#### Exercise details:
Write out the full listing again, exactly as it stands.

:::

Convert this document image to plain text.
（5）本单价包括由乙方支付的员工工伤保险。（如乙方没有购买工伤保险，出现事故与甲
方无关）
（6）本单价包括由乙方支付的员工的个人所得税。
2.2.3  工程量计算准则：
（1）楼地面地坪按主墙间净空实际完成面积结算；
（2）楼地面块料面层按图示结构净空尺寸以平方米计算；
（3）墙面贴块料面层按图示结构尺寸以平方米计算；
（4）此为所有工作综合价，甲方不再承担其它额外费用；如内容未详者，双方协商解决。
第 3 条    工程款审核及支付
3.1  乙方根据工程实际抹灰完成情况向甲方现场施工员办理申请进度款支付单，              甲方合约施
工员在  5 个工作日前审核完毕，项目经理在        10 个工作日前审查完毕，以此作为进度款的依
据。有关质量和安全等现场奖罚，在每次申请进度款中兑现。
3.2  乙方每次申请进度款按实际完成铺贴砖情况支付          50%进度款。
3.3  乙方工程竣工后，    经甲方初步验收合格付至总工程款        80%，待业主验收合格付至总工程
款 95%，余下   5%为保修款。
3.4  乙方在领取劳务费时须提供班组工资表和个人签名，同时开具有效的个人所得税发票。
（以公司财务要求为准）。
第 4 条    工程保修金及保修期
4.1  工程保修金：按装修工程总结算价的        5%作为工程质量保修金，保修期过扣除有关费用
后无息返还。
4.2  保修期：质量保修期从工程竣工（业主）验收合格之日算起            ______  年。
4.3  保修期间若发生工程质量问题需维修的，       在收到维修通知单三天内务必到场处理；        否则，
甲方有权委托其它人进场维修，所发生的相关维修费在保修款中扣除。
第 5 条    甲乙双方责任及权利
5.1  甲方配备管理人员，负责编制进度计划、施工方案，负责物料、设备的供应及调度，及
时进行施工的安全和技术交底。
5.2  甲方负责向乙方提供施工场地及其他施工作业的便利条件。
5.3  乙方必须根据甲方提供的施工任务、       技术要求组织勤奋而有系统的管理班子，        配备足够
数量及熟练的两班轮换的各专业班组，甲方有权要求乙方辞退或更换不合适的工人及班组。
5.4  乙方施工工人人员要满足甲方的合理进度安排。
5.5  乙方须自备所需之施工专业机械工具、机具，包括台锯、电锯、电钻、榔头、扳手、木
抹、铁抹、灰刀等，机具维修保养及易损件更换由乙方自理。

:::

#### Problem solution:
Convert this document image to plain text.
（5）本单价包括由乙方支付的员工工伤保险。（如乙方没有购买工伤保险，出现事故与甲
方无关）
（6）本单价包括由乙方支付的员工的个人所得税。
2.2.3  工程量计算准则：
（1）楼地面地坪按主墙间净空实际完成面积结算；
（2）楼地面块料面层按图示结构净空尺寸以平方米计算；
（3）墙面贴块料面层按图示结构尺寸以平方米计算；
（4）此为所有工作综合价，甲方不再承担其它额外费用；如内容未详者，双方协商解决。
第 3 条    工程款审核及支付
3.1  乙方根据工程实际抹灰完成情况向甲方现场施工员办理申请进度款支付单，              甲方合约施
工员在  5 个工作日前审核完毕，项目经理在        10 个工作日前审查完毕，以此作为进度款的依
据。有关质量和安全等现场奖罚，在每次申请进度款中兑现。
3.2  乙方每次申请进度款按实际完成铺贴砖情况支付          50%进度款。
3.3  乙方工程竣工后，    经甲方初步验收合格付至总工程款        80%，待业主验收合格付至总工程
款 95%，余下   5%为保修款。
3.4  乙方在领取劳务费时须提供班组工资表和个人签名，同时开具有效的个人所得税发票。
（以公司财务要求为准）。
第 4 条    工程保修金及保修期
4.1  工程保修金：按装修工程总结算价的        5%作为工程质量保修金，保修期过扣除有关费用
后无息返还。
4.2  保修期：质量保修期从工程竣工（业主）验收合格之日算起            ______  年。
4.3  保修期间若发生工程质量问题需维修的，       在收到维修通知单三天内务必到场处理；        否则，
甲方有权委托其它人进场维修，所发生的相关维修费在保修款中扣除。
第 5 条    甲乙双方责任及权利
5.1  甲方配备管理人员，负责编制进度计划、施工方案，负责物料、设备的供应及调度，及
时进行施工的安全和技术交底。
5.2  甲方负责向乙方提供施工场地及其他施工作业的便利条件。
5.3  乙方必须根据甲方提供的施工任务、       技术要求组织勤奋而有系统的管理班子，        配备足够
数量及熟练的两班轮换的各专业班组，甲方有权要求乙方辞退或更换不合适的工人及班组。
5.4  乙方施工工人人员要满足甲方的合理进度安排。
5.5  乙方须自备所需之施工专业机械工具、机具，包括台锯、电锯、电钻、榔头、扳手、木
抹、铁抹、灰刀等，机具维修保养及易损件更换由乙方自理。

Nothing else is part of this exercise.